* What you are asked to do: Restate the records below word for word, and omit the images they hold.
═════ Material for this exercise
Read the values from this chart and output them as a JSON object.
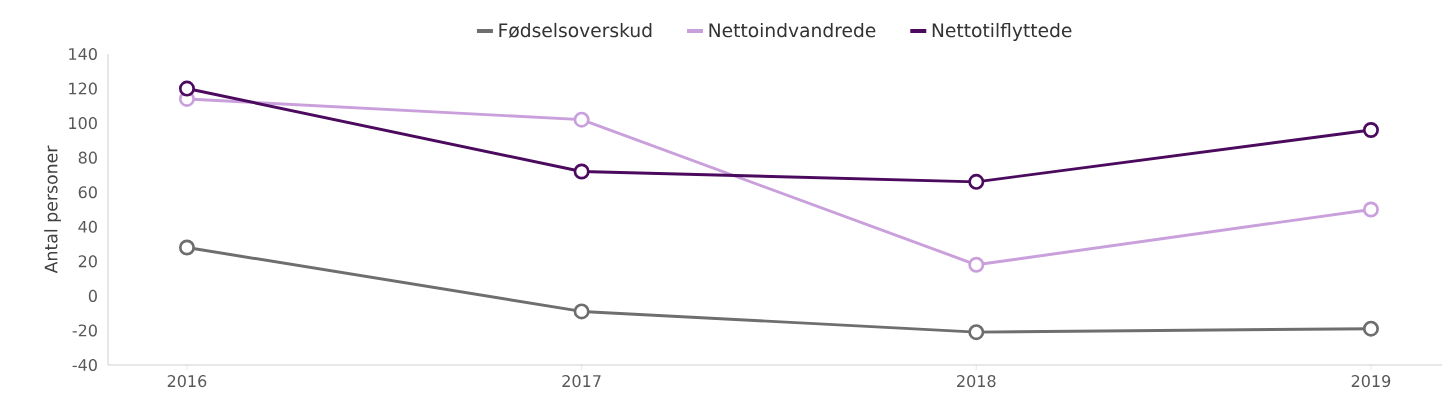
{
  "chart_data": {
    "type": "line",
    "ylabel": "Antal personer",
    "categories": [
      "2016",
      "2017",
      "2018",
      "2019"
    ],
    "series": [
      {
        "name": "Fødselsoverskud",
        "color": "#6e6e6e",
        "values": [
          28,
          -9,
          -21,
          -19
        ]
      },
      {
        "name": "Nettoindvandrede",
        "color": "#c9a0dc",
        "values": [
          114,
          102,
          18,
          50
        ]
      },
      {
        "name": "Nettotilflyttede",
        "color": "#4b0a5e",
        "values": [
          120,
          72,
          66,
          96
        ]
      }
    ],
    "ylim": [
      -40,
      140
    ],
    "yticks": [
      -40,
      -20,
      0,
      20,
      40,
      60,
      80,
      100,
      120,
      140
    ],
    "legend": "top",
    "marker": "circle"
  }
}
══════════
* Result:
Read the values from this chart and output them as a JSON object.
{
  "chart_data": {
    "type": "line",
    "ylabel": "Antal personer",
    "categories": [
      "2016",
      "2017",
      "2018",
      "2019"
    ],
    "series": [
      {
        "name": "Fødselsoverskud",
        "color": "#6e6e6e",
        "values": [
          28,
          -9,
          -21,
          -19
        ]
      },
      {
        "name": "Nettoindvandrede",
        "color": "#c9a0dc",
        "values": [
          114,
          102,
          18,
          50
        ]
      },
      {
        "name": "Nettotilflyttede",
        "color": "#4b0a5e",
        "values": [
          120,
          72,
          66,
          96
        ]
      }
    ],
    "ylim": [
      -40,
      140
    ],
    "yticks": [
      -40,
      -20,
      0,
      20,
      40,
      60,
      80,
      100,
      120,
      140
    ],
    "legend": "top",
    "marker": "circle"
  }
}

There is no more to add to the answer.